**Work required**
Among the records below, find each line bearing the word "genes" and copy it.
_ _ _ _
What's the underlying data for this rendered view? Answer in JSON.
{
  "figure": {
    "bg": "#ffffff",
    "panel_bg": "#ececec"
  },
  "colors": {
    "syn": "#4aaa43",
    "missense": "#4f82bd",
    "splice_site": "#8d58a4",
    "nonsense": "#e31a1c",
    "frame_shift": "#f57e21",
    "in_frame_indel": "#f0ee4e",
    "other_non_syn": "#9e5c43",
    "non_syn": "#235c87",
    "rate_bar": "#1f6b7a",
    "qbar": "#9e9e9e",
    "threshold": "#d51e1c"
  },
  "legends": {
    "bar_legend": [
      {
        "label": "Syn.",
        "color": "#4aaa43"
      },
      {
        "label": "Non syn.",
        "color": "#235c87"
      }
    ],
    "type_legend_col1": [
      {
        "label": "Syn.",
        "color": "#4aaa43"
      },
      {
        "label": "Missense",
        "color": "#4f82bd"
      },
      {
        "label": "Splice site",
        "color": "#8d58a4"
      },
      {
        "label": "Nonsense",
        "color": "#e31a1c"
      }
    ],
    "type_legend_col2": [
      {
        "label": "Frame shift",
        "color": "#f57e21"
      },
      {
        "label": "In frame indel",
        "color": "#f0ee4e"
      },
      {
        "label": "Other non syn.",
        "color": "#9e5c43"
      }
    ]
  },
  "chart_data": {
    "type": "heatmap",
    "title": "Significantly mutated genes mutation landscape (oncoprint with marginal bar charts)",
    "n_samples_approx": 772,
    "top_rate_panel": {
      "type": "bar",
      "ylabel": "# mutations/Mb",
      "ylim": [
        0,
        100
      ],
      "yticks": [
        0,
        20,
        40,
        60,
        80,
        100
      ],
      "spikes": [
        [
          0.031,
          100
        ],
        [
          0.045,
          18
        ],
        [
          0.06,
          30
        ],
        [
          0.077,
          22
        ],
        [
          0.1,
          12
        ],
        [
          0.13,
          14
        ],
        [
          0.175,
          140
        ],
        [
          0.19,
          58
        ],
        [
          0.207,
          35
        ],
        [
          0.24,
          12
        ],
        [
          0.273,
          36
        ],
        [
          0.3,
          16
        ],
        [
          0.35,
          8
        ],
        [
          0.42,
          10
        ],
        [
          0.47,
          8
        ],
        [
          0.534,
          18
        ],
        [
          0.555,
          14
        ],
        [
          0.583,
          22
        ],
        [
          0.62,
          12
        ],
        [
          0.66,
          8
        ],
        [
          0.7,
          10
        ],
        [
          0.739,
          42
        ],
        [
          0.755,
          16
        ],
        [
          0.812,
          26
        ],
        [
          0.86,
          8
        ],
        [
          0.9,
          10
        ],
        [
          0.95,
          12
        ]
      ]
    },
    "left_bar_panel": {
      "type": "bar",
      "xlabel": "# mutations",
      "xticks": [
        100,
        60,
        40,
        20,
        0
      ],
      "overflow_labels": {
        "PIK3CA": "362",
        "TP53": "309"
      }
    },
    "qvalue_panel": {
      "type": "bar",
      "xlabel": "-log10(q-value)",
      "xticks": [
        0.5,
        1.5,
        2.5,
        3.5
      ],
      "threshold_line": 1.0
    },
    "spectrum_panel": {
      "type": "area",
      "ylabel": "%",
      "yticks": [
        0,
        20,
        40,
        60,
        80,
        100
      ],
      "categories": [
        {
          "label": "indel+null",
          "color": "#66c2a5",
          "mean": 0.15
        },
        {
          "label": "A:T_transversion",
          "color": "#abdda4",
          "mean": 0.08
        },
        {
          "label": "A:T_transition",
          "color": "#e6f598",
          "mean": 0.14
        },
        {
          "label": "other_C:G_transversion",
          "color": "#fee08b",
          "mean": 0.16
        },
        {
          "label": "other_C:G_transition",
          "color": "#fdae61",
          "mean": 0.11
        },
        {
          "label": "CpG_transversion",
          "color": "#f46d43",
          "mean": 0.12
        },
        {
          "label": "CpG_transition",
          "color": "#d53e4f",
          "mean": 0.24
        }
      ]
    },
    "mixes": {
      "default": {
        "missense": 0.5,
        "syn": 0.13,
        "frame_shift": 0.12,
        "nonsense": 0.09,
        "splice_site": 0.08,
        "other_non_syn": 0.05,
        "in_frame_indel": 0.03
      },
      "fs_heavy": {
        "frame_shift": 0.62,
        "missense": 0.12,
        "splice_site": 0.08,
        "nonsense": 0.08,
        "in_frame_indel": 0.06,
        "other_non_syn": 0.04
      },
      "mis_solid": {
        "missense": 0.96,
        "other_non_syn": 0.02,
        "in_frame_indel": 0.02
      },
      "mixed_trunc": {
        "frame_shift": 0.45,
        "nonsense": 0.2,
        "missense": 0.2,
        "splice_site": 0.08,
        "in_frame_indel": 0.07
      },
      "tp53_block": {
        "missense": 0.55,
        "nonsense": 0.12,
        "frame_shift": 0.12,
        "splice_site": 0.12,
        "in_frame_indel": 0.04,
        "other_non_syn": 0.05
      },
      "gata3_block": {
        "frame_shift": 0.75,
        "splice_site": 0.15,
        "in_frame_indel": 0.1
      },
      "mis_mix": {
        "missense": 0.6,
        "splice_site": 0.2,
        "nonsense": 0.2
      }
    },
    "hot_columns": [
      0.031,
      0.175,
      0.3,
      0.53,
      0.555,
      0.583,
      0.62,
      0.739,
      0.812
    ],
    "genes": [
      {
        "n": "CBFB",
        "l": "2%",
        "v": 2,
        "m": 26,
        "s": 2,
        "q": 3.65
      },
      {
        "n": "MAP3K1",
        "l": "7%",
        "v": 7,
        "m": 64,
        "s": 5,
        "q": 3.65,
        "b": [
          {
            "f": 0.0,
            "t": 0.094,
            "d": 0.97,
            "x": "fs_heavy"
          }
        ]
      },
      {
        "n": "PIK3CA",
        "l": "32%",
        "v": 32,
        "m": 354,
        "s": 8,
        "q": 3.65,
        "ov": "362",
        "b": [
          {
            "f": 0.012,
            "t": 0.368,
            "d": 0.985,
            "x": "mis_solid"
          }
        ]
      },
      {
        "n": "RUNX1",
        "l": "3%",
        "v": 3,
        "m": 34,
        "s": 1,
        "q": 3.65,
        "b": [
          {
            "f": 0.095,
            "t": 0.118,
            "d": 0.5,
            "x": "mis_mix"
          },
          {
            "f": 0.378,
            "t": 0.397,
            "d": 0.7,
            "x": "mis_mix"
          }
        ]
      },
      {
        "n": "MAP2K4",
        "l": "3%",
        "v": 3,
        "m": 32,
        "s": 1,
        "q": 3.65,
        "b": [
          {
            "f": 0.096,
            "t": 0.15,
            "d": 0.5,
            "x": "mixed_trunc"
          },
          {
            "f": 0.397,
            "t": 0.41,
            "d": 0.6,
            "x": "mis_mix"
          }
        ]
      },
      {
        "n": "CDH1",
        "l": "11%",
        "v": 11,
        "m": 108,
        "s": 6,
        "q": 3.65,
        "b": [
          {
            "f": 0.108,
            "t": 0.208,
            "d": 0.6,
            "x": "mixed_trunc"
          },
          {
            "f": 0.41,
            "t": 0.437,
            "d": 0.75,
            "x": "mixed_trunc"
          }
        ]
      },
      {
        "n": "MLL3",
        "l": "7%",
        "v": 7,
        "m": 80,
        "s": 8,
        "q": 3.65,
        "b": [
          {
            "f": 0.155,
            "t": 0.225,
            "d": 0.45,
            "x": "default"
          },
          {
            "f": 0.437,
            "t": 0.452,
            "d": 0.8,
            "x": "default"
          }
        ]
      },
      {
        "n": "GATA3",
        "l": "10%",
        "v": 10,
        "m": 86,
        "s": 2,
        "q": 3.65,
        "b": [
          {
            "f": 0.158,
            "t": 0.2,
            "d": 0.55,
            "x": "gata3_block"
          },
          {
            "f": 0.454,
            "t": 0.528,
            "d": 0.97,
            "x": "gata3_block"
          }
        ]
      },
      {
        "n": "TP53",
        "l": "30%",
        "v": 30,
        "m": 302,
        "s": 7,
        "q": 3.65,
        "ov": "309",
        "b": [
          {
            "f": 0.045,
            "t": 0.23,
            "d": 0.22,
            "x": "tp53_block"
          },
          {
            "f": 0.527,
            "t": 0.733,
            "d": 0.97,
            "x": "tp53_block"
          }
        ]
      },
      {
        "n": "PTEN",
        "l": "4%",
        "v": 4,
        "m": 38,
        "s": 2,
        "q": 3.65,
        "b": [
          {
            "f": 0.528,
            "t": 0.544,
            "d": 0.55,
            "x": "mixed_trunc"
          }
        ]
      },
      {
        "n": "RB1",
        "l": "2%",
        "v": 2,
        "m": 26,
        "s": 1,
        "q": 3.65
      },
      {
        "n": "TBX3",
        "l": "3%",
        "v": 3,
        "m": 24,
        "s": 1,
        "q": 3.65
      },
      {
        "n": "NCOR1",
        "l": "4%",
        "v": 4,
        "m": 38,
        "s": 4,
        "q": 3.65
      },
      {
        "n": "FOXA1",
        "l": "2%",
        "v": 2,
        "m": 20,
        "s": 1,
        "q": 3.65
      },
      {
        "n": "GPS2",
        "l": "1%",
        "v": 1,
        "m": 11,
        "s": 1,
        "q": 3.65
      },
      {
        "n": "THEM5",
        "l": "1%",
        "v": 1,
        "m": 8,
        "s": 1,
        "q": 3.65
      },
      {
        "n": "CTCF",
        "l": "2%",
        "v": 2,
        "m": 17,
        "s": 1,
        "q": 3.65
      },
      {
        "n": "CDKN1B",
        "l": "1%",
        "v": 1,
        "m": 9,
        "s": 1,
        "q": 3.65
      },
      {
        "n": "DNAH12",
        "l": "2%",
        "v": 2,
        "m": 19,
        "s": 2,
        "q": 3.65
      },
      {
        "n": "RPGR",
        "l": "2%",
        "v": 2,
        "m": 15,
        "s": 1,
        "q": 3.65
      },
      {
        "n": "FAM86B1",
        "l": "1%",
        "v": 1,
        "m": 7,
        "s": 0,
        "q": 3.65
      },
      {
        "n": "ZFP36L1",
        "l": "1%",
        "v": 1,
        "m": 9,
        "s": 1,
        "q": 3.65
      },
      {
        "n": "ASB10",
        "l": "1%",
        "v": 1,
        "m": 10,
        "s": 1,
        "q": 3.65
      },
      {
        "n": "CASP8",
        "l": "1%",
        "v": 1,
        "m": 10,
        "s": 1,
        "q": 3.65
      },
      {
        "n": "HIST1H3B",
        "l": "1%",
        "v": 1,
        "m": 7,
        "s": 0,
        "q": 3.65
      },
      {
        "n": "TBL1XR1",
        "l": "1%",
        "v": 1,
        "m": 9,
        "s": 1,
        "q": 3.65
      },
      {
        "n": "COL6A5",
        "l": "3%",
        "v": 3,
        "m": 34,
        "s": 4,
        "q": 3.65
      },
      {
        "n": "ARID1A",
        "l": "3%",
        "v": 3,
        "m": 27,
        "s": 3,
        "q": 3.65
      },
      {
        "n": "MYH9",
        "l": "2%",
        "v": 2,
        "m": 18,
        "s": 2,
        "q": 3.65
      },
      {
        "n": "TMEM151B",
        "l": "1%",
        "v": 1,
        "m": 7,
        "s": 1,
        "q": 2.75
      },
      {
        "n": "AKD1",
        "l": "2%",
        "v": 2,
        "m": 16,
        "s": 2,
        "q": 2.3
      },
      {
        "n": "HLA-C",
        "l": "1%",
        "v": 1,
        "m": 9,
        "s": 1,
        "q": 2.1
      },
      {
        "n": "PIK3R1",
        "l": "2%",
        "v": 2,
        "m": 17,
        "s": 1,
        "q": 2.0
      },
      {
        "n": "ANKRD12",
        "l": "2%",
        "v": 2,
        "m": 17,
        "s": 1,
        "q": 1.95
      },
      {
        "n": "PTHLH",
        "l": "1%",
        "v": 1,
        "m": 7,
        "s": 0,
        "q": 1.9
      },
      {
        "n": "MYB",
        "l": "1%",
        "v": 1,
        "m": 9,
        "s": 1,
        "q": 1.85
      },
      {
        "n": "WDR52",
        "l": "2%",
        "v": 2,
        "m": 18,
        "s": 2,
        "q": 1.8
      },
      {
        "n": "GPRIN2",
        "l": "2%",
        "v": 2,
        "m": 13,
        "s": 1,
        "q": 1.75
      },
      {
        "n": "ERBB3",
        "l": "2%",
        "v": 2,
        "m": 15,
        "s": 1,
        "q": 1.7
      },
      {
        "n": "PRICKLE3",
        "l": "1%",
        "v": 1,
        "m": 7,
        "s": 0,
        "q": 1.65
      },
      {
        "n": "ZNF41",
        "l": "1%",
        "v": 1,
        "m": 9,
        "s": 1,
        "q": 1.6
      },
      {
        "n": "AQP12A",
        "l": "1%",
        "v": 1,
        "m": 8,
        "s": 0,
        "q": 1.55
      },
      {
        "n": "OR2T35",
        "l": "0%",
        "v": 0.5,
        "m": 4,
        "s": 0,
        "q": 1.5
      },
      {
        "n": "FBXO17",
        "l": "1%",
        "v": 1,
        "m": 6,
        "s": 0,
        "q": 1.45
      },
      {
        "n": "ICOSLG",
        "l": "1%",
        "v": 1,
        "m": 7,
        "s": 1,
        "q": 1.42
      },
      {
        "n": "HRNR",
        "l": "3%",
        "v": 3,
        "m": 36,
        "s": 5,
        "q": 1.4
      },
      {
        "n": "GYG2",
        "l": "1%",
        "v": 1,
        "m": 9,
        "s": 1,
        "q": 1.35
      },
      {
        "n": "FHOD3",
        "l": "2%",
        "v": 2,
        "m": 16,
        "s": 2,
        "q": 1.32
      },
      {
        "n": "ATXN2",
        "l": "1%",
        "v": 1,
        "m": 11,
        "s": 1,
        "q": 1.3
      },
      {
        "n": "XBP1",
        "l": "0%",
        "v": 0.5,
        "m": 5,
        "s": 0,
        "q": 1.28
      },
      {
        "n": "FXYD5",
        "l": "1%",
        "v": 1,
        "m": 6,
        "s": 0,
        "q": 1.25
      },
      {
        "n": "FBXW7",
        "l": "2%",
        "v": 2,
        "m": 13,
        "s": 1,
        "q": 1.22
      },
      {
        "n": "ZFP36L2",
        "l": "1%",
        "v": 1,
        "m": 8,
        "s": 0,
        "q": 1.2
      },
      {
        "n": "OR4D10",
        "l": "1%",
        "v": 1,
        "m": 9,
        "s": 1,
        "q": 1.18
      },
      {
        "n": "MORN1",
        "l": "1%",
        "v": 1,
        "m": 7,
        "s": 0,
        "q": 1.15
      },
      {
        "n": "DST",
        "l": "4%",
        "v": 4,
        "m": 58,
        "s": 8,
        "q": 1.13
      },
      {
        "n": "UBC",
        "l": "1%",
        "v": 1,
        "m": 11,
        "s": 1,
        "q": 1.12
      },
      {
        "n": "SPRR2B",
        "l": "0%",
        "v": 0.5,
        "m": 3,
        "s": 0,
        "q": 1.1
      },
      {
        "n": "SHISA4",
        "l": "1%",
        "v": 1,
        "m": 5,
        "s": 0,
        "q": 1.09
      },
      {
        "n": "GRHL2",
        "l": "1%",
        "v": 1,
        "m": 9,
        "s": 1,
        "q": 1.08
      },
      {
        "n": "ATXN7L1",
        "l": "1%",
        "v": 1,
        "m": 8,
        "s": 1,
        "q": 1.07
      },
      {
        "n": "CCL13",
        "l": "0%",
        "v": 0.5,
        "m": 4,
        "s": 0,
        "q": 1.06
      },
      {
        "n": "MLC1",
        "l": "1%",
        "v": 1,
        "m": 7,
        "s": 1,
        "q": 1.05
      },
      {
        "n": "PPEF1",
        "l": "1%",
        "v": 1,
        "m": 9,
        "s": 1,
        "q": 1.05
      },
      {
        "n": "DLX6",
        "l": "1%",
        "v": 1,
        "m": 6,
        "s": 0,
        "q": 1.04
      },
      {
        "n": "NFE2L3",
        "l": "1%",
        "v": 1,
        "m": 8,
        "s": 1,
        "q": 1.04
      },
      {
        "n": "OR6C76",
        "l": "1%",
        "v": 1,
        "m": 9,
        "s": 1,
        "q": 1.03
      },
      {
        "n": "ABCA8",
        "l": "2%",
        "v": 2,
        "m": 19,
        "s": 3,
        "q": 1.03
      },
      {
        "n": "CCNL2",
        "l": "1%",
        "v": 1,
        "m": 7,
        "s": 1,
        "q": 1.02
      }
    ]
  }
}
_ _ _ _
**Written reply**
    "title": "Significantly mutated genes mutation landscape (oncoprint with marginal bar charts)",
    "genes": [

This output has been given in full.